AIM →
Copy each line that contains the word "formula".
::::
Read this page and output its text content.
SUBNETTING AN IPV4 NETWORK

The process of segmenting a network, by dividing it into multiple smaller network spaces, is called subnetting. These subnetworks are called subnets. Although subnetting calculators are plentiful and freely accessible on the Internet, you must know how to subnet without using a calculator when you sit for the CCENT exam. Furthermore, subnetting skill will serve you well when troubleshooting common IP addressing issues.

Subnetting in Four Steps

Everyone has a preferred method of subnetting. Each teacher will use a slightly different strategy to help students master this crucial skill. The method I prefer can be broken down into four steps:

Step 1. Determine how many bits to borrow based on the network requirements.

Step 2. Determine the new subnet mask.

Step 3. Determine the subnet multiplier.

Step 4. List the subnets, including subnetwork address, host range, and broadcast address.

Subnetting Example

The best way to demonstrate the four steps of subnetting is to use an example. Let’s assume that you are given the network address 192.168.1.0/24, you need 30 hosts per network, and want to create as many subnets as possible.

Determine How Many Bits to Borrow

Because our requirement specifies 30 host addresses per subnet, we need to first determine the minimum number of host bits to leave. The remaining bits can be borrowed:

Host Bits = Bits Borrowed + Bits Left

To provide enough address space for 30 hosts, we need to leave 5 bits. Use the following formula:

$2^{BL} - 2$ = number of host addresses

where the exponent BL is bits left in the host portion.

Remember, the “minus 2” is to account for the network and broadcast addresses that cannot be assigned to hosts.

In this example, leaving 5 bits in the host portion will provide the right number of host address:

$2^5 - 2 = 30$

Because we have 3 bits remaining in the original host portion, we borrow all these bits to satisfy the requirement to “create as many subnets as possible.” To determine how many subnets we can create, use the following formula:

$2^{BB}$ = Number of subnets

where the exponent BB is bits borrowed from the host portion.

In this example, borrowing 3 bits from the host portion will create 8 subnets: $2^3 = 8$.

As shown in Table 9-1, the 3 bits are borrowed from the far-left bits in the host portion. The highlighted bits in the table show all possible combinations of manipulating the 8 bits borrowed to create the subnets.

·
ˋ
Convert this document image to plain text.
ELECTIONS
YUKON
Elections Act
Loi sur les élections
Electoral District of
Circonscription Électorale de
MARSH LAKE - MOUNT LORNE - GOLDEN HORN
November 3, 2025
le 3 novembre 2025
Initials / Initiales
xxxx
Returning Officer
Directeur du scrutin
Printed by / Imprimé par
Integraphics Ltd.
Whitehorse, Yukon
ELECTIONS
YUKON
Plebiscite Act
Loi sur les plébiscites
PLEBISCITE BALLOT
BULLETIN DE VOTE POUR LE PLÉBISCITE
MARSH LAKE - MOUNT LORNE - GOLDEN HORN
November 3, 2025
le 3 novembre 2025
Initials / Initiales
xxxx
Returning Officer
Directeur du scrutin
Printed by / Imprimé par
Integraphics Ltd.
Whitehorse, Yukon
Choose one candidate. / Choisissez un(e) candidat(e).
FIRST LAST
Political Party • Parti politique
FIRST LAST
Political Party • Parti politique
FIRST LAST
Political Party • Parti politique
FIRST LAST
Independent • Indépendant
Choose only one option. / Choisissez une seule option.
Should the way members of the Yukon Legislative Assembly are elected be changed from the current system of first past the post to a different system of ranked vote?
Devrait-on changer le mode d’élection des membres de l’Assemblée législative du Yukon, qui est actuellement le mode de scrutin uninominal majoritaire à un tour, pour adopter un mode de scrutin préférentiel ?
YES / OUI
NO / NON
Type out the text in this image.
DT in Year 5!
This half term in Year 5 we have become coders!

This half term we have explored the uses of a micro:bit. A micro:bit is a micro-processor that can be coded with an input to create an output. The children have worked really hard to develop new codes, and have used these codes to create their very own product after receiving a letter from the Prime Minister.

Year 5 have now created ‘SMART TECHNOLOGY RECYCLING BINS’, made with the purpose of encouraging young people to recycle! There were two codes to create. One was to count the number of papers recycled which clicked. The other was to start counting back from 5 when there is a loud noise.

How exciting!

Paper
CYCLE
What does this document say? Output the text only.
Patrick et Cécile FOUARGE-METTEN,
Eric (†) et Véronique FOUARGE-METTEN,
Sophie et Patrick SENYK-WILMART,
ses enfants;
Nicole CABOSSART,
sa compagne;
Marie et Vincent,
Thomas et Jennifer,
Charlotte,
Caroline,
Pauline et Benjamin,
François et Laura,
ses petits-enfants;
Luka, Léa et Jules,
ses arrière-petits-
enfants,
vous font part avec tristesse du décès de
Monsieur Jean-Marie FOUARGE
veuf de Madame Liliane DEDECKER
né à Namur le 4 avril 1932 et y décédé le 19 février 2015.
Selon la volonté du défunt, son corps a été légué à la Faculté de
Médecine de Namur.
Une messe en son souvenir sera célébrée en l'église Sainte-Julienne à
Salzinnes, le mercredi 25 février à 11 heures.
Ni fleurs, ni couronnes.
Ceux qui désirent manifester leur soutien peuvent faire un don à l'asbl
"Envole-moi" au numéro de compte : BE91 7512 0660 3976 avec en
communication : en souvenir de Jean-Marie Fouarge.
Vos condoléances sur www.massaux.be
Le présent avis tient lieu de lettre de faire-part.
::::
FULL SOLUTION →
To provide enough address space for 30 hosts, we need to leave 5 bits. Use the following formula:
Because we have 3 bits remaining in the original host portion, we borrow all these bits to satisfy the requirement to “create as many subnets as possible.” To determine how many subnets we can create, use the following formula:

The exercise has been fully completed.